# [Task details]
In how many lines of the data does the word "this" appear? Give the number by itself.

# [Material shown]
--- BEGIN ---
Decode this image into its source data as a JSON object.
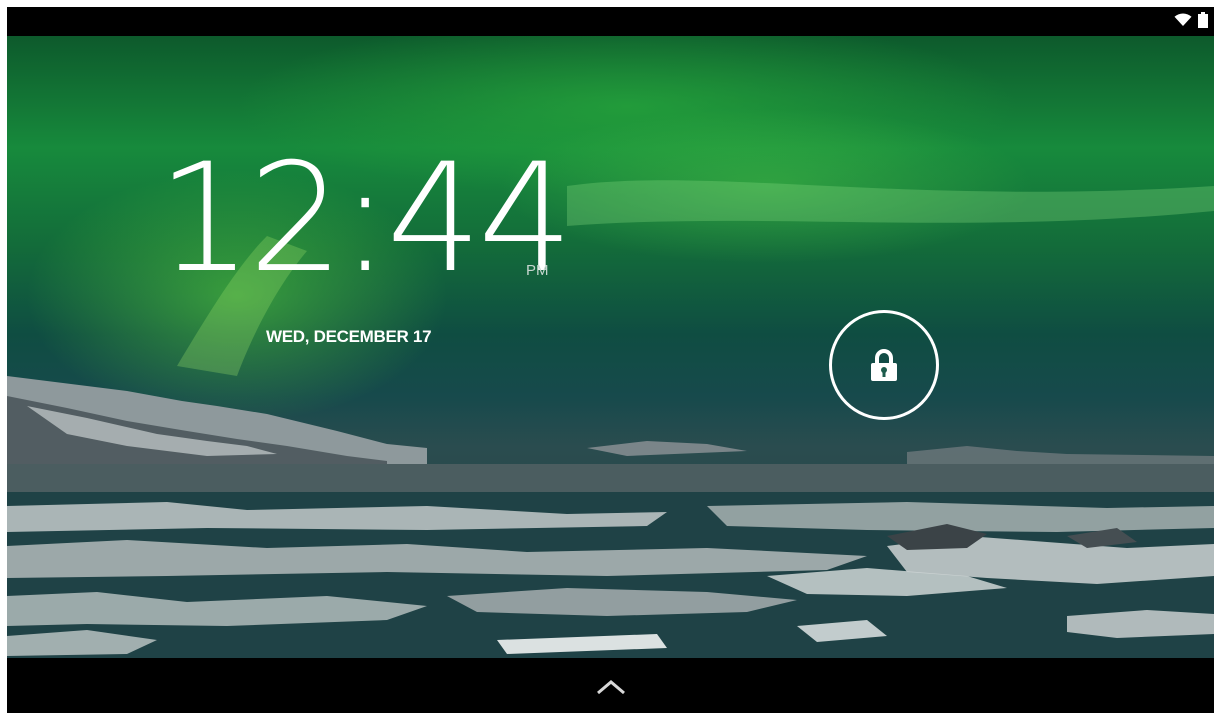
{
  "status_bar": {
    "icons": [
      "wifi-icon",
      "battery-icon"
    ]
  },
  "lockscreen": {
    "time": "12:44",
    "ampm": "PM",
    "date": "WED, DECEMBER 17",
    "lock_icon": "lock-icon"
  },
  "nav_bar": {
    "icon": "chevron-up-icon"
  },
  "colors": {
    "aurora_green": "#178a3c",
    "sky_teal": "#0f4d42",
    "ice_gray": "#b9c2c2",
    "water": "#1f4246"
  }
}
--- END ---
--- BEGIN ---
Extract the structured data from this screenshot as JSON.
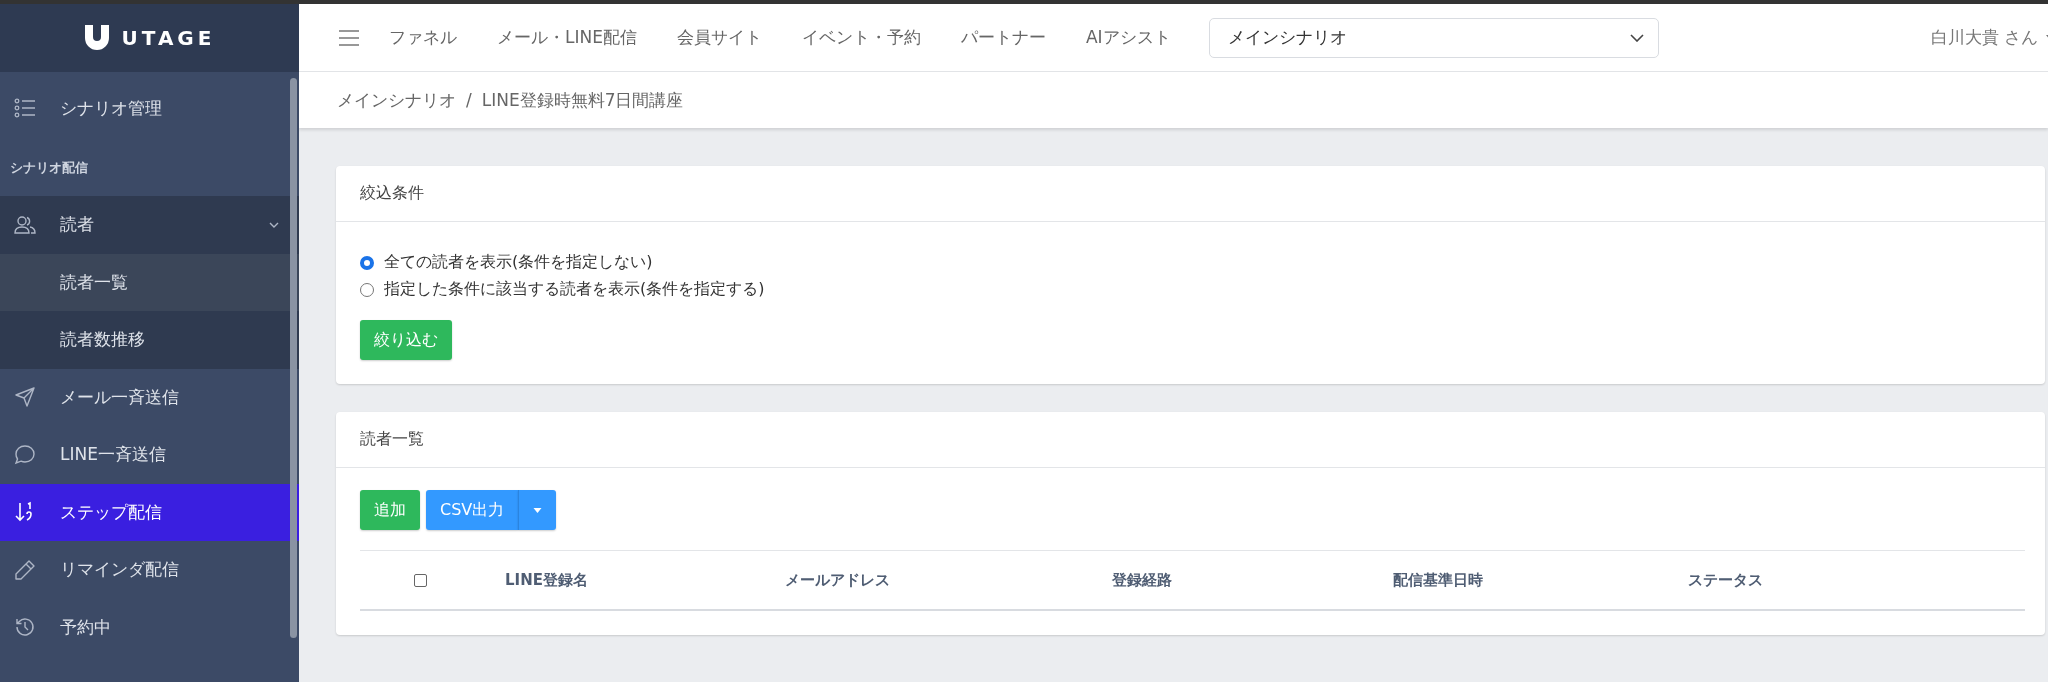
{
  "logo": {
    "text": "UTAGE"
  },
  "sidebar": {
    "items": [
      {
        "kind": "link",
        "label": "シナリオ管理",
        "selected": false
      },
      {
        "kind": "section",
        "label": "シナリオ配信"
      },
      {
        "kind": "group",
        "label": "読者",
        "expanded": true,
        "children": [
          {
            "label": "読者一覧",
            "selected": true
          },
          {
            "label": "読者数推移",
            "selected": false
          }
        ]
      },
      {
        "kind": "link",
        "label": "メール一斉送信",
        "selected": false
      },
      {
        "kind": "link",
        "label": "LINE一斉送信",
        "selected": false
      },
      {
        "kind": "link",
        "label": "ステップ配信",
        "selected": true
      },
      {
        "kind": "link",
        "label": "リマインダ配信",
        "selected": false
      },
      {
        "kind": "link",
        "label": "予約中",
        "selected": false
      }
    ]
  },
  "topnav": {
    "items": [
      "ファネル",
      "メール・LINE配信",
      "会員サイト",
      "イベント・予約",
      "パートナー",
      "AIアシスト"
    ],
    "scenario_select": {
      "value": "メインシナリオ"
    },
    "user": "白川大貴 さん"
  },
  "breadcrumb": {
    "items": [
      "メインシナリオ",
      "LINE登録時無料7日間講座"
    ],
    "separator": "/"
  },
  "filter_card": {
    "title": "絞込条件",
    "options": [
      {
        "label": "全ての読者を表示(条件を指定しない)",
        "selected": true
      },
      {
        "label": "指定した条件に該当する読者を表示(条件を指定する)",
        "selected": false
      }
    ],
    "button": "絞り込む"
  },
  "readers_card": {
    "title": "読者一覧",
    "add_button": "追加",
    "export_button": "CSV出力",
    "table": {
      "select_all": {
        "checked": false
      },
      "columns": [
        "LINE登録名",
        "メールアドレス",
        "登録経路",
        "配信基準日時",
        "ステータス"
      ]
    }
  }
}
--- END ---
# [Answer]
2